**WHAT IS REQUIRED**
Select the lines of the records containing the word "proti" and list them.
# start of DATASET
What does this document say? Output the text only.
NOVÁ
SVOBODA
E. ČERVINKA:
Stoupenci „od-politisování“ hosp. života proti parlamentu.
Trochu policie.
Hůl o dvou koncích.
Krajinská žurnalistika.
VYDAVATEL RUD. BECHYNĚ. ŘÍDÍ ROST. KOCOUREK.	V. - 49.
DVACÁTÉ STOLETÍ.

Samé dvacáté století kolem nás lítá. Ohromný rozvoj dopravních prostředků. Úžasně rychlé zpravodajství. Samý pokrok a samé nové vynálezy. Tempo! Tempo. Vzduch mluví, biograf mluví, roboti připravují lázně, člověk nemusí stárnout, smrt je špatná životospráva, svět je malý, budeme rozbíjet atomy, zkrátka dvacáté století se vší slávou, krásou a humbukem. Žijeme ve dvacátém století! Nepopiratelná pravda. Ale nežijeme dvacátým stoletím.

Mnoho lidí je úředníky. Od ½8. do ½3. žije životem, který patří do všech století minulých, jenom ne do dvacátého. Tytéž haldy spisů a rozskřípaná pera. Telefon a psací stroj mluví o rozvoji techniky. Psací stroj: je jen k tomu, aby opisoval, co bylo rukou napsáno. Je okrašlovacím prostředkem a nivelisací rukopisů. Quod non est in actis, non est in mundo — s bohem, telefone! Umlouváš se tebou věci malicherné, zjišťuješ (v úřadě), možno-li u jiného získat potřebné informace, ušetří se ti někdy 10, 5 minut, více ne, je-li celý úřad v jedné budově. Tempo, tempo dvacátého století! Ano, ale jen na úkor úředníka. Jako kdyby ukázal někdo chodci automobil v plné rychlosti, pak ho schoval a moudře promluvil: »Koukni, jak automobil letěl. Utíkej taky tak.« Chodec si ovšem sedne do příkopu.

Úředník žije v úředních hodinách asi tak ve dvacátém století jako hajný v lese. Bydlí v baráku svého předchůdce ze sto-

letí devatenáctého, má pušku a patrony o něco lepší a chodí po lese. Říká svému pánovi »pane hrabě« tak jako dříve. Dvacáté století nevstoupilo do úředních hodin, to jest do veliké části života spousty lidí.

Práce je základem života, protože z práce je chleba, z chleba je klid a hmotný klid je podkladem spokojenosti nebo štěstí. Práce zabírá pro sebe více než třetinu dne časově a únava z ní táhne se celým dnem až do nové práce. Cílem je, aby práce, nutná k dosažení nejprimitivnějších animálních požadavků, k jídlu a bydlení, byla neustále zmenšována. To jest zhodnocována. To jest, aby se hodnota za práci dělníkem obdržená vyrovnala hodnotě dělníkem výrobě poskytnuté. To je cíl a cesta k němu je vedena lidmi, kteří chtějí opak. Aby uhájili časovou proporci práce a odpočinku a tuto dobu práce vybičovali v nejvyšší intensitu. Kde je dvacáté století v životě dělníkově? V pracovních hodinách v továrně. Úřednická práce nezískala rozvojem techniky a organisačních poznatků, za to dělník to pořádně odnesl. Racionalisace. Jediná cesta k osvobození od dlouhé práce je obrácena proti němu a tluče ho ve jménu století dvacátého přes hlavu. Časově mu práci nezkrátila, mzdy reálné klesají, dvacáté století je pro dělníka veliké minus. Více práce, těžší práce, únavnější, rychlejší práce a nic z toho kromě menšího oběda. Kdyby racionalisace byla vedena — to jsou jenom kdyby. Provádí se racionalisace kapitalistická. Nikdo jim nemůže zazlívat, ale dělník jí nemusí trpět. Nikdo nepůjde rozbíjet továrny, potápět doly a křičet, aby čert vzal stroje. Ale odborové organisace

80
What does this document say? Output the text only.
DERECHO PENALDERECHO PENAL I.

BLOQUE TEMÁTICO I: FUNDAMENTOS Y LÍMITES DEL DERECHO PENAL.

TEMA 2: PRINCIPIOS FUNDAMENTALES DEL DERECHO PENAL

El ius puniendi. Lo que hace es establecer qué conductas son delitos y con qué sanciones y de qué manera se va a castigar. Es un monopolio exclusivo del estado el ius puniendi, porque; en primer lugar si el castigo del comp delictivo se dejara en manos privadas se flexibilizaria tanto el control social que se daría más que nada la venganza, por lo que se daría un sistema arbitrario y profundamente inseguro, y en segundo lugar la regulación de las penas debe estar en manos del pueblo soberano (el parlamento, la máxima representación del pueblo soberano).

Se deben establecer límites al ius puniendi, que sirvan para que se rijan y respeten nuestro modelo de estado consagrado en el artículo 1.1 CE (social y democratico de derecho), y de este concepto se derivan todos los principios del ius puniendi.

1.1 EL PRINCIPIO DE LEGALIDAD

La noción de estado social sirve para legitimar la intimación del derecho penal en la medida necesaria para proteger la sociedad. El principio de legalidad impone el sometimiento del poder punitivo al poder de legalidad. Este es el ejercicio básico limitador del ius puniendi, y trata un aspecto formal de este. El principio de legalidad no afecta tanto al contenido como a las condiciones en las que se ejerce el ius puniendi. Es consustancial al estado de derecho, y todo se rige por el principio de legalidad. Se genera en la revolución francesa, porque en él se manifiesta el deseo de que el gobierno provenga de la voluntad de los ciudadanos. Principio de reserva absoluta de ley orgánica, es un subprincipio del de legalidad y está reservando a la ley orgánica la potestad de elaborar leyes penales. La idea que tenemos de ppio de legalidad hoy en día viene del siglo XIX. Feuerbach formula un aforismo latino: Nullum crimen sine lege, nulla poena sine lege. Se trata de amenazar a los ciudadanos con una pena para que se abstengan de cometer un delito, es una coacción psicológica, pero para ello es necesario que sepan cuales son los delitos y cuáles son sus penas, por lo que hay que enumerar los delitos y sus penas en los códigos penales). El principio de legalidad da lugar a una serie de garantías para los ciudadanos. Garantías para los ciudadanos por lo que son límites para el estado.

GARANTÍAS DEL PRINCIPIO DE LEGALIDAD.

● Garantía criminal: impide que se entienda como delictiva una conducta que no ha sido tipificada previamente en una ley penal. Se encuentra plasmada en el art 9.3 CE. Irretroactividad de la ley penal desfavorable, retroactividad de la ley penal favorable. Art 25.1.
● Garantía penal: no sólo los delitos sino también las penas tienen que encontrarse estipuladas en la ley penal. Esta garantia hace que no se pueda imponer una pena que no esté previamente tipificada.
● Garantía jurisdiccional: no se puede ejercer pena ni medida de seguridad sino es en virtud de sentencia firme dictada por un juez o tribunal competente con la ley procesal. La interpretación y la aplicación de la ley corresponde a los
# end of DATASET
**FINAL RESULT**
Stoupenci „od-politisování“ hosp. života proti parlamentu.
Práce je základem života, protože z práce je chleba, z chleba je klid a hmotný klid je podkladem spokojenosti nebo štěstí. Práce zabírá pro sebe více než třetinu dne časově a únava z ní táhne se celým dnem až do nové práce. Cílem je, aby práce, nutná k dosažení nejprimitivnějších animálních požadavků, k jídlu a bydlení, byla neustále zmenšována. To jest zhodnocována. To jest, aby se hodnota za práci dělníkem obdržená vyrovnala hodnotě dělníkem výrobě poskytnuté. To je cíl a cesta k němu je vedena lidmi, kteří chtějí opak. Aby uhájili časovou proporci práce a odpočinku a tuto dobu práce vybičovali v nejvyšší intensitu. Kde je dvacáté století v životě dělníkově? V pracovních hodinách v továrně. Úřednická práce nezískala rozvojem techniky a organisačních poznatků, za to dělník to pořádně odnesl. Racionalisace. Jediná cesta k osvobození od dlouhé práce je obrácena proti němu a tluče ho ve jménu století dvacátého přes hlavu. Časově mu práci nezkrátila, mzdy reálné klesají, dvacáté století je pro dělníka veliké minus. Více práce, těžší práce, únavnější, rychlejší práce a nic z toho kromě menšího oběda. Kdyby racionalisace byla vedena — to jsou jenom kdyby. Provádí se racionalisace kapitalistická. Nikdo jim nemůže zazlívat, ale dělník jí nemusí trpět. Nikdo nepůjde rozbíjet továrny, potápět doly a křičet, aby čert vzal stroje. Ale odborové organisace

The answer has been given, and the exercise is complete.